▶ Testo dell'esercizio
———
Il cognome dei nuovi imprenditori è Hu. Ma non chiamatela sostituzione etnica

Attualità

Sei anni fa ho aperto la mia Partita Iva. Nel corso di questo tempo ho aperto tre società e ne amministro altre due. Sono un imprenditore seriale. La mia non è una professione, è una malattia. Per questo non ho nulla contro nessuno che rischi i propri soldi in questo paese. Perché ne conosco le difficoltà, le asprezze e la frustrazione. Ci sono, però, alcuni dati che devono fare riflettere, che prenderò da Repubblica, per togliere dal tavolo ogni sospetto di razzismo:

Secondo i dati riportati dal Registro delle Imprese nei primi nove mesi del 2017, sono 106 i nuovi imprenditori che fanno Hu di cognome (83 risiedono a Milano, 20 in provincia di Monza), una decina di loro sono nati in Italia da famiglia cinese. Sempre nella classifica dei cognomi più diffusi seguono Chen (72), Zhang (47) e Zhou (40).
———
▶ Righe estratte
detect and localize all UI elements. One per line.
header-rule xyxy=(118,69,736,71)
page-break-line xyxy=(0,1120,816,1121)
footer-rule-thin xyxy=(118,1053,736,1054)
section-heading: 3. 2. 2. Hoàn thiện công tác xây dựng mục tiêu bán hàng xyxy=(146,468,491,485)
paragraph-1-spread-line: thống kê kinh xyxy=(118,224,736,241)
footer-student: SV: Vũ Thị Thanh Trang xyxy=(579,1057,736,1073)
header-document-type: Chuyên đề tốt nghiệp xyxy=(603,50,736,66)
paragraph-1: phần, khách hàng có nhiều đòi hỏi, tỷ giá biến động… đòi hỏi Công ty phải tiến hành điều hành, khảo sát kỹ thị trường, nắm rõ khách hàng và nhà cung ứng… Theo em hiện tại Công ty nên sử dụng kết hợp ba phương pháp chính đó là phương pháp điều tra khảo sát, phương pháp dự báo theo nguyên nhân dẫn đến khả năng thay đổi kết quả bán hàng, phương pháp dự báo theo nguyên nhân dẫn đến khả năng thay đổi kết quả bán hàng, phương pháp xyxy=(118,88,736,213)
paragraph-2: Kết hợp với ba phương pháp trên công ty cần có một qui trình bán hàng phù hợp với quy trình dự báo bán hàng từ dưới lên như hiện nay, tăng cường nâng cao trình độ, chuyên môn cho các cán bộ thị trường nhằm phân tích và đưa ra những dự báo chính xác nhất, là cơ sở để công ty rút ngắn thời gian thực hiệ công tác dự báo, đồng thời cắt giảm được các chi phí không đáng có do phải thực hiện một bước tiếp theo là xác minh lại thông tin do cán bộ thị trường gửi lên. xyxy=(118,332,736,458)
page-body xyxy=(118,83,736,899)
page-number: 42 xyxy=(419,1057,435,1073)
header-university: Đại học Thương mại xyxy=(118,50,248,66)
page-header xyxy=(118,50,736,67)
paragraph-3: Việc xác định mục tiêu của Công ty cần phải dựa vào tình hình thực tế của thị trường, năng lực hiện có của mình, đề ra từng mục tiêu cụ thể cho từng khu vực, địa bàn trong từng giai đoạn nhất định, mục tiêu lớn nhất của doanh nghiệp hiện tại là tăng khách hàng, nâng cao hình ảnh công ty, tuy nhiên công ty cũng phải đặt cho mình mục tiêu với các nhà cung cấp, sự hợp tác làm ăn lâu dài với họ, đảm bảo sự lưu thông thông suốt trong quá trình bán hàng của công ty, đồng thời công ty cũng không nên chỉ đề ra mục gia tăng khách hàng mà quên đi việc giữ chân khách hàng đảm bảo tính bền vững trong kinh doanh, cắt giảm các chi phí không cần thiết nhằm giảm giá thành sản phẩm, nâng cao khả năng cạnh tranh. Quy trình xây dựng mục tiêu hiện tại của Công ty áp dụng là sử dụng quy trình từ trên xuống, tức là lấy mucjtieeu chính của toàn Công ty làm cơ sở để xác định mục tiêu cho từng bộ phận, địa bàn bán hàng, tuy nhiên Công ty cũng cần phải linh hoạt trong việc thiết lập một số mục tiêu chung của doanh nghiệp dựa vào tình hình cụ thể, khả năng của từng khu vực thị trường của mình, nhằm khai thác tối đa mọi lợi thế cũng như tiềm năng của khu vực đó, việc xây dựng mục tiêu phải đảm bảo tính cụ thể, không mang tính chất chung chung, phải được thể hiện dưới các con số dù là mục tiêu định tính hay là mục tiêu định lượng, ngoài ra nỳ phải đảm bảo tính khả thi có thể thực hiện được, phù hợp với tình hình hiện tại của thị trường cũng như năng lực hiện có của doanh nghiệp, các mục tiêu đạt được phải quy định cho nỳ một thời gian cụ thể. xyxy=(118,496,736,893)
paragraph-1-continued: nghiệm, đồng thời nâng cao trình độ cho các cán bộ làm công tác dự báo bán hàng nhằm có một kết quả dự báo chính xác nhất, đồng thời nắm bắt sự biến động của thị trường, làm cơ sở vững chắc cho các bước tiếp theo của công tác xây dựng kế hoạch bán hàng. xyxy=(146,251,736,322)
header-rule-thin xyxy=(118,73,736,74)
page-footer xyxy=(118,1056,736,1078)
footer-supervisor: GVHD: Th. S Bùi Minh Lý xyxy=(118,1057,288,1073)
———
▶ Consegna A
Nell'articolo sui nuovi imprenditori, quante società ha aperto chi scrive in sei anni?
▶ Consegna B
Copia dall'articolo sui nuovi imprenditori il brano che comincia con le parole "Sei anni fa" e finisce con "e Zhou (40).".
▶ Consegna C
Scrivi il seguito dell'articolo sui nuovi imprenditori, partendo subito dopo l'ultima frase riportata.
Per svolgere il lavoro le righe non servono.

▶ Risultato A
Tre società.

▶ Risultato B
Sei anni fa ho aperto la mia Partita Iva. Nel corso di questo tempo ho aperto tre società e ne amministro altre due. Sono un imprenditore seriale. La mia non è una professione, è una malattia. Per questo non ho nulla contro nessuno che rischi i propri soldi in questo paese. Perché ne conosco le difficoltà, le asprezze e la frustrazione. Ci sono, però, alcuni dati che devono fare riflettere, che prenderò da Repubblica, per togliere dal tavolo ogni sospetto di razzismo:

Secondo i dati riportati dal Registro delle Imprese nei primi nove mesi del 2017, sono 106 i nuovi imprenditori che fanno Hu di cognome (83 risiedono a Milano, 20 in provincia di Monza), una decina di loro sono nati in Italia da famiglia cinese. Sempre nella classifica dei cognomi più diffusi seguono Chen (72), Zhang (47) e Zhou (40).

▶ Risultato C
Gli Hu sono maggiormente rappresentati nel commercio (29), nell’alloggio e ristorazione (28), negli altri servizi (33) e nel manifatturiero (14). Per quanto riguarda le costruzioni, invece, è Mohamed il cognome più rappresentato tra i titolari di nuove imprese individuali nate nei primi nove mesi dell’anno.

Questi numeri portano con sé alcune interessanti riflessioni: 1. Al netto di quelli nati qui, gli altri vengono da un paese comunista, dove la cultura di impresa non è certo incoraggiata 2. Se la nostra burocrazia a noi sembra arabo, a loro deve sembrare Klingon. E, di fatto, probabilmente lo è. È proprio un mondo alieno, che non ha minimamente senso, che non ha alcuna logica e che può distruggerti in qualsiasi maniera. 3. Quando investono non hanno il supporto di banche, reti di amicizia locali (per locali intendo gente profondamente inserita nel tessuto sociale. Insomma, se hanno bisogno di capire dove sia finita la loro pratica non hanno un consigliere comunale di riferimento) 4. Se perdono tutto non hanno un piano B a portata di mano 5. Eppure hanno successo, e perseverano 6. Non è un fatto interamente etnico, come dimostrano gli orgogliosi muratori Mohamed, capaci di investire in un settore mai uscito dalla crisi, come il mattone.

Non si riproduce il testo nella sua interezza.